— Work to be completed —
Copy every line with the string "возложенных" in it.

— Extracted information —

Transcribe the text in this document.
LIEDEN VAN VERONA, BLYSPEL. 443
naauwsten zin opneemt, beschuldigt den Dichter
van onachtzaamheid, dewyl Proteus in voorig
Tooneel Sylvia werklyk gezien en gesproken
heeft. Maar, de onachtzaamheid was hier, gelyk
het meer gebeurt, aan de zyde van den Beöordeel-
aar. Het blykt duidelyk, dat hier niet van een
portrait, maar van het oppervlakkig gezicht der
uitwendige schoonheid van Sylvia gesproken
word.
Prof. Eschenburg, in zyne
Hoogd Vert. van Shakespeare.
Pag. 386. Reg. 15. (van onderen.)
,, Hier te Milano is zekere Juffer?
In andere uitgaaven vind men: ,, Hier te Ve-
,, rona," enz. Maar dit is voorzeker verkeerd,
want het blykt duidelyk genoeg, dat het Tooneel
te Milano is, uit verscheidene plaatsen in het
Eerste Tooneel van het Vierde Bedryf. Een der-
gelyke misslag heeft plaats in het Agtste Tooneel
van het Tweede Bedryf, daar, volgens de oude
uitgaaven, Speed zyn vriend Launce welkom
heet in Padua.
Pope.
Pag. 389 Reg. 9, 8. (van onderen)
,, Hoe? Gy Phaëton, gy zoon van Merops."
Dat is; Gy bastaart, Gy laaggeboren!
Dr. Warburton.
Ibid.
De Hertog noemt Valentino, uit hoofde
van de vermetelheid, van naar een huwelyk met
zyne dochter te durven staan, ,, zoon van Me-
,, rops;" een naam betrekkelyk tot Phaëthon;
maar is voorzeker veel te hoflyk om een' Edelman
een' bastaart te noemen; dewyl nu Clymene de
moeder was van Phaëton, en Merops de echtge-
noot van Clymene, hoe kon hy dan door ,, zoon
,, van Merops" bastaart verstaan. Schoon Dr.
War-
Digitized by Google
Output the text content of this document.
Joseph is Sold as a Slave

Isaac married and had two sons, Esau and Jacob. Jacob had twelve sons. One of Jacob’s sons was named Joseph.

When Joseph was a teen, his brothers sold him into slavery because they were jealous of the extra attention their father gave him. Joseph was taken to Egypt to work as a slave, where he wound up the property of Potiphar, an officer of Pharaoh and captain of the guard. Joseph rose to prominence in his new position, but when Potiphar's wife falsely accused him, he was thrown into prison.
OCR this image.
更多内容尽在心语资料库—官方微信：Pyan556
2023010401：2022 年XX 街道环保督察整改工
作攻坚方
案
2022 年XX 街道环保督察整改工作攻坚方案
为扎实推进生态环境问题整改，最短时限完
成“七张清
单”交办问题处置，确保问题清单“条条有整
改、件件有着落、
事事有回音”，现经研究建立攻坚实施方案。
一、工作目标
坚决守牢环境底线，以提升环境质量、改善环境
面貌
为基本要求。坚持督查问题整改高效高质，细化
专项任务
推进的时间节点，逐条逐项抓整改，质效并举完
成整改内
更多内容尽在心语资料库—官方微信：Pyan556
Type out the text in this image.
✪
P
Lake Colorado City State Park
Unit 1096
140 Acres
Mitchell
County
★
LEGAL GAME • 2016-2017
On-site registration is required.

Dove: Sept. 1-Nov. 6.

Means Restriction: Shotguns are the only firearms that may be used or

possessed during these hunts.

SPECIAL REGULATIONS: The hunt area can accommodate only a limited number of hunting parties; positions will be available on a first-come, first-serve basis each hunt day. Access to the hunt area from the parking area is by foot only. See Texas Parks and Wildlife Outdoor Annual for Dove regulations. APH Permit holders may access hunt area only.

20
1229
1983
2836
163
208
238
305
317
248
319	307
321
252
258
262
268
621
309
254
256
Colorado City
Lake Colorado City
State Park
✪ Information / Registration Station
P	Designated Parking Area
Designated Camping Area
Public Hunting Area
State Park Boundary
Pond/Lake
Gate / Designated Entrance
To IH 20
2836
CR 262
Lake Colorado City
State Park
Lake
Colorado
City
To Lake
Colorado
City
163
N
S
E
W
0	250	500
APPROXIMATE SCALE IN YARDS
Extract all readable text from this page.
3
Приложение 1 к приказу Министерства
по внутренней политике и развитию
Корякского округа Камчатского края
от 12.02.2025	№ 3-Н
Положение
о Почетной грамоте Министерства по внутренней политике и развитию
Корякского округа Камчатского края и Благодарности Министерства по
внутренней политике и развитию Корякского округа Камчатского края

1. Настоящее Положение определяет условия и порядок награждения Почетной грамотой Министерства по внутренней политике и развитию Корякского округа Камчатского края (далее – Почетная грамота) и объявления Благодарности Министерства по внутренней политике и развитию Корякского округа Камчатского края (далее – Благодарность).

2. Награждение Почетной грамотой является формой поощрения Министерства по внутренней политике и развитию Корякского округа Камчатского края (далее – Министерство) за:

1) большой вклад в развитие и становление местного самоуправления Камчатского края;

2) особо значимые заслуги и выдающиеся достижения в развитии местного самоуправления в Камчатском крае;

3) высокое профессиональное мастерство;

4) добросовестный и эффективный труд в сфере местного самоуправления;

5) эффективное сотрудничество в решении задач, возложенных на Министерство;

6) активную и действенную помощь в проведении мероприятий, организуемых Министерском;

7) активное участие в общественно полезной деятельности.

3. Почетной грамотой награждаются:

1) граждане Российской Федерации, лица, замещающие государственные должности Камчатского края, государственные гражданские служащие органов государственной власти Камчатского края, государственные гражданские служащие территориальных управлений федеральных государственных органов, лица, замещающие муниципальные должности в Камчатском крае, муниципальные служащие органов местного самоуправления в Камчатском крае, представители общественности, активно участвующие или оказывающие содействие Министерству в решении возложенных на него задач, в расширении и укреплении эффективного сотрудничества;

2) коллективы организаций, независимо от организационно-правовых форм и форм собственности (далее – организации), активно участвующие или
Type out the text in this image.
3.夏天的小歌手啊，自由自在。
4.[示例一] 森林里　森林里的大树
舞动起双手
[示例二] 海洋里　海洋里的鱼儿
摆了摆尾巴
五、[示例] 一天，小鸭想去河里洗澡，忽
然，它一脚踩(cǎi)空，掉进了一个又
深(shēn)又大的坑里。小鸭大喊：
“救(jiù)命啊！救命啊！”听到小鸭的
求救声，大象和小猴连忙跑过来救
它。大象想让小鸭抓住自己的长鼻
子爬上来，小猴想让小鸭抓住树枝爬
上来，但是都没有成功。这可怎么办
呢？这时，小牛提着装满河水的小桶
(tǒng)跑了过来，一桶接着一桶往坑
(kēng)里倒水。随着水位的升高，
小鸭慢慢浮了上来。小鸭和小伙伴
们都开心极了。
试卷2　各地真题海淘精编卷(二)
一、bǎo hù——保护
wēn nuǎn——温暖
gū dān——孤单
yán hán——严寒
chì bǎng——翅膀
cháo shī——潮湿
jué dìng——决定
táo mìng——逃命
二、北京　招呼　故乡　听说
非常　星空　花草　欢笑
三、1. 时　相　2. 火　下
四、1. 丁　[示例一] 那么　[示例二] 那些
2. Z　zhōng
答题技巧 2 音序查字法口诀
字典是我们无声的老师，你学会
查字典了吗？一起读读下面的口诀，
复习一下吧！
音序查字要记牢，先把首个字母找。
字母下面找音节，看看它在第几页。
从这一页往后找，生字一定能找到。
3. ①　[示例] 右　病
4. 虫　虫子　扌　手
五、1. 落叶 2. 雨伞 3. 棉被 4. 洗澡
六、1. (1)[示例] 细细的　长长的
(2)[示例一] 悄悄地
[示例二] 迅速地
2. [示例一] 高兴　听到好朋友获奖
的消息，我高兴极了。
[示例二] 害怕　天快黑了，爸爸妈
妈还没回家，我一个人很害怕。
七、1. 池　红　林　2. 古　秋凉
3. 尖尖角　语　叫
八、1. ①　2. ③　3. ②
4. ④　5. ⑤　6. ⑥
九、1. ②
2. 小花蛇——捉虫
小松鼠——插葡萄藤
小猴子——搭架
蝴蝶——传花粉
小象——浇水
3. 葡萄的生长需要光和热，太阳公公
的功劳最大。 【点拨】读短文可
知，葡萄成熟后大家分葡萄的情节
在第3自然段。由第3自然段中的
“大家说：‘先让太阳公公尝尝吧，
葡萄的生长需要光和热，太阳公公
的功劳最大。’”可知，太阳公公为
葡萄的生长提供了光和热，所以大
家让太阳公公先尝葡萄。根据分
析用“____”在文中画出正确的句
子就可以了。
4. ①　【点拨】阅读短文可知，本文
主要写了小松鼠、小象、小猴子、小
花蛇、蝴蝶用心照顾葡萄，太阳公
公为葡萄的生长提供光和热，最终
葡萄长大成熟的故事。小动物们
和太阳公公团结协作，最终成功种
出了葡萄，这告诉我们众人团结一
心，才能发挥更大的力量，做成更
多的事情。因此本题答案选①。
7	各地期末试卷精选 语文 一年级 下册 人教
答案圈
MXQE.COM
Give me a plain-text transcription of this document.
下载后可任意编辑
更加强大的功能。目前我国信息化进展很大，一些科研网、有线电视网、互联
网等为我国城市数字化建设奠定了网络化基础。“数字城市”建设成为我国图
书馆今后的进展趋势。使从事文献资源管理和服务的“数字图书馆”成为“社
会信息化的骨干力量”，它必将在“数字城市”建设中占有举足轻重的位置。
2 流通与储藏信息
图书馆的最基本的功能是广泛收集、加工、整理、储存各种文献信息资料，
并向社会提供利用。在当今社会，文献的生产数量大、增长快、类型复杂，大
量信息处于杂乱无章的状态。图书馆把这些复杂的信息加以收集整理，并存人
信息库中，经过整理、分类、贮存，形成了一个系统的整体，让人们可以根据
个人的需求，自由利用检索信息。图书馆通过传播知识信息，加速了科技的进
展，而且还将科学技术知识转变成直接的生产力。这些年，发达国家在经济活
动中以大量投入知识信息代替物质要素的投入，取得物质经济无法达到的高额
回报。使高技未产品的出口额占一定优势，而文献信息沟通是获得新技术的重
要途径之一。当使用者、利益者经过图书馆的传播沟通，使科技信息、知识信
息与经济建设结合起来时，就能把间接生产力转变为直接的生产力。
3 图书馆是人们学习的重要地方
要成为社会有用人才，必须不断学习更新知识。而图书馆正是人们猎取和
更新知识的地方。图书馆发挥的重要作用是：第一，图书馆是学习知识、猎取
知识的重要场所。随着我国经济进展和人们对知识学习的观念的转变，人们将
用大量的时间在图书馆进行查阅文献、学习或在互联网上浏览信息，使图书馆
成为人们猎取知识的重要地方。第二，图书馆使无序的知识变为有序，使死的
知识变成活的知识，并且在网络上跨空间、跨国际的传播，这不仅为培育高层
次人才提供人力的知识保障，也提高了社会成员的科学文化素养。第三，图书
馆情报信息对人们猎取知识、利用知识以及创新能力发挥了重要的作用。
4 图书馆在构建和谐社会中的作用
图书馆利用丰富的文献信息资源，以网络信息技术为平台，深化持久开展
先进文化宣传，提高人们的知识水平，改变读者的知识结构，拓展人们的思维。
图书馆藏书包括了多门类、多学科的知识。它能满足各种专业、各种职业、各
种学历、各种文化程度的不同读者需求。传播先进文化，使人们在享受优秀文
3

— Answer to this exercise —
5) эффективное сотрудничество в решении задач, возложенных на Министерство;
1) граждане Российской Федерации, лица, замещающие государственные должности Камчатского края, государственные гражданские служащие органов государственной власти Камчатского края, государственные гражданские служащие территориальных управлений федеральных государственных органов, лица, замещающие муниципальные должности в Камчатском крае, муниципальные служащие органов местного самоуправления в Камчатском крае, представители общественности, активно участвующие или оказывающие содействие Министерству в решении возложенных на него задач, в расширении и укреплении эффективного сотрудничества;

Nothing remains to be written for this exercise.